**DIRECTIVE:** Write out the whole listing again, exactly as given.
## Start
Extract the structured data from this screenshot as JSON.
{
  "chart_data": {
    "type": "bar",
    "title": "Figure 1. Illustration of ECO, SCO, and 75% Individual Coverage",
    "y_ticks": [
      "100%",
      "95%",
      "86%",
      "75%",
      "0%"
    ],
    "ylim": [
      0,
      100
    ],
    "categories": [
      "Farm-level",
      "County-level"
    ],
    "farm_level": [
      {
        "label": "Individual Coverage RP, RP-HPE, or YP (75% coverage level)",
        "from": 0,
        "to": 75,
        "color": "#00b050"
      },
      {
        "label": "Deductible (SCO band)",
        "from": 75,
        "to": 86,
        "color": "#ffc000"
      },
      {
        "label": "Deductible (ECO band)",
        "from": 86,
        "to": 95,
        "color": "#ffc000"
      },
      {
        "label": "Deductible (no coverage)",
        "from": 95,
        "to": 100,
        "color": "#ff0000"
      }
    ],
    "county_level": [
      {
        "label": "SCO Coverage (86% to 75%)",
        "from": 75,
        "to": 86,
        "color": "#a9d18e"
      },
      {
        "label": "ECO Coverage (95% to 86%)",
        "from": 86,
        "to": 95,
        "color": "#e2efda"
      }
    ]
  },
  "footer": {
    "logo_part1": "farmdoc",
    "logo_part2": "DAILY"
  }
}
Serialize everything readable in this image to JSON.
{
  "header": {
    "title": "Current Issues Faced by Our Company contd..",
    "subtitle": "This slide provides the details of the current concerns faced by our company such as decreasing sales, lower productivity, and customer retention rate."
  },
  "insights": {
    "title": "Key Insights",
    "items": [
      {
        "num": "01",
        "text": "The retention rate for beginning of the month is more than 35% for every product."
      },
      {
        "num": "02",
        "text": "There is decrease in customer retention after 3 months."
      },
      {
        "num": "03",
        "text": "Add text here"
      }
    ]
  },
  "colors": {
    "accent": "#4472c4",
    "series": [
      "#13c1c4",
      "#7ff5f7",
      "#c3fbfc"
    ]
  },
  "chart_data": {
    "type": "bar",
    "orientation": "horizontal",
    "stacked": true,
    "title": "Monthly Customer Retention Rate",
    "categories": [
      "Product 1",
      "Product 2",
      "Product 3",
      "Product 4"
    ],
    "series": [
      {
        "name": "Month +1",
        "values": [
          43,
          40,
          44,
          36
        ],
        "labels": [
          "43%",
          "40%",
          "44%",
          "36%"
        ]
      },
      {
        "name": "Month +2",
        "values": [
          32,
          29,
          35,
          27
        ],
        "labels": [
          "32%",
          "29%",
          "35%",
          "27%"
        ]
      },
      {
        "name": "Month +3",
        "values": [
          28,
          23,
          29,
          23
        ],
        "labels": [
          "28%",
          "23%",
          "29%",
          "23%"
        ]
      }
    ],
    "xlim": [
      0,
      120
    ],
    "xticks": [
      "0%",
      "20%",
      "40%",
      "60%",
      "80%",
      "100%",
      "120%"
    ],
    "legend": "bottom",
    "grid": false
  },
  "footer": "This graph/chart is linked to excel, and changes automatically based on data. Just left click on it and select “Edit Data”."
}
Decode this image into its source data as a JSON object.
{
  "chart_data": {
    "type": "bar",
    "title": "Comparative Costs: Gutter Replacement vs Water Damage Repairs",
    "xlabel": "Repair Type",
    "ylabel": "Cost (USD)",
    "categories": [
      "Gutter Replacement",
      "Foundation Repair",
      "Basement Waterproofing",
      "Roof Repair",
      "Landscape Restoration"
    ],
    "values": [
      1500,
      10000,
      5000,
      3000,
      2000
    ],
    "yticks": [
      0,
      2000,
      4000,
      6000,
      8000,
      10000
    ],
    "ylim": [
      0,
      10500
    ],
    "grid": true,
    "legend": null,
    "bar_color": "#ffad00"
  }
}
## End
**CORRECT RESPONSE:**
Extract the structured data from this screenshot as JSON.
{
  "chart_data": {
    "type": "bar",
    "title": "Figure 1. Illustration of ECO, SCO, and 75% Individual Coverage",
    "y_ticks": [
      "100%",
      "95%",
      "86%",
      "75%",
      "0%"
    ],
    "ylim": [
      0,
      100
    ],
    "categories": [
      "Farm-level",
      "County-level"
    ],
    "farm_level": [
      {
        "label": "Individual Coverage RP, RP-HPE, or YP (75% coverage level)",
        "from": 0,
        "to": 75,
        "color": "#00b050"
      },
      {
        "label": "Deductible (SCO band)",
        "from": 75,
        "to": 86,
        "color": "#ffc000"
      },
      {
        "label": "Deductible (ECO band)",
        "from": 86,
        "to": 95,
        "color": "#ffc000"
      },
      {
        "label": "Deductible (no coverage)",
        "from": 95,
        "to": 100,
        "color": "#ff0000"
      }
    ],
    "county_level": [
      {
        "label": "SCO Coverage (86% to 75%)",
        "from": 75,
        "to": 86,
        "color": "#a9d18e"
      },
      {
        "label": "ECO Coverage (95% to 86%)",
        "from": 86,
        "to": 95,
        "color": "#e2efda"
      }
    ]
  },
  "footer": {
    "logo_part1": "farmdoc",
    "logo_part2": "DAILY"
  }
}
Serialize everything readable in this image to JSON.
{
  "header": {
    "title": "Current Issues Faced by Our Company contd..",
    "subtitle": "This slide provides the details of the current concerns faced by our company such as decreasing sales, lower productivity, and customer retention rate."
  },
  "insights": {
    "title": "Key Insights",
    "items": [
      {
        "num": "01",
        "text": "The retention rate for beginning of the month is more than 35% for every product."
      },
      {
        "num": "02",
        "text": "There is decrease in customer retention after 3 months."
      },
      {
        "num": "03",
        "text": "Add text here"
      }
    ]
  },
  "colors": {
    "accent": "#4472c4",
    "series": [
      "#13c1c4",
      "#7ff5f7",
      "#c3fbfc"
    ]
  },
  "chart_data": {
    "type": "bar",
    "orientation": "horizontal",
    "stacked": true,
    "title": "Monthly Customer Retention Rate",
    "categories": [
      "Product 1",
      "Product 2",
      "Product 3",
      "Product 4"
    ],
    "series": [
      {
        "name": "Month +1",
        "values": [
          43,
          40,
          44,
          36
        ],
        "labels": [
          "43%",
          "40%",
          "44%",
          "36%"
        ]
      },
      {
        "name": "Month +2",
        "values": [
          32,
          29,
          35,
          27
        ],
        "labels": [
          "32%",
          "29%",
          "35%",
          "27%"
        ]
      },
      {
        "name": "Month +3",
        "values": [
          28,
          23,
          29,
          23
        ],
        "labels": [
          "28%",
          "23%",
          "29%",
          "23%"
        ]
      }
    ],
    "xlim": [
      0,
      120
    ],
    "xticks": [
      "0%",
      "20%",
      "40%",
      "60%",
      "80%",
      "100%",
      "120%"
    ],
    "legend": "bottom",
    "grid": false
  },
  "footer": "This graph/chart is linked to excel, and changes automatically based on data. Just left click on it and select “Edit Data”."
}
Decode this image into its source data as a JSON object.
{
  "chart_data": {
    "type": "bar",
    "title": "Comparative Costs: Gutter Replacement vs Water Damage Repairs",
    "xlabel": "Repair Type",
    "ylabel": "Cost (USD)",
    "categories": [
      "Gutter Replacement",
      "Foundation Repair",
      "Basement Waterproofing",
      "Roof Repair",
      "Landscape Restoration"
    ],
    "values": [
      1500,
      10000,
      5000,
      3000,
      2000
    ],
    "yticks": [
      0,
      2000,
      4000,
      6000,
      8000,
      10000
    ],
    "ylim": [
      0,
      10500
    ],
    "grid": true,
    "legend": null,
    "bar_color": "#ffad00"
  }
}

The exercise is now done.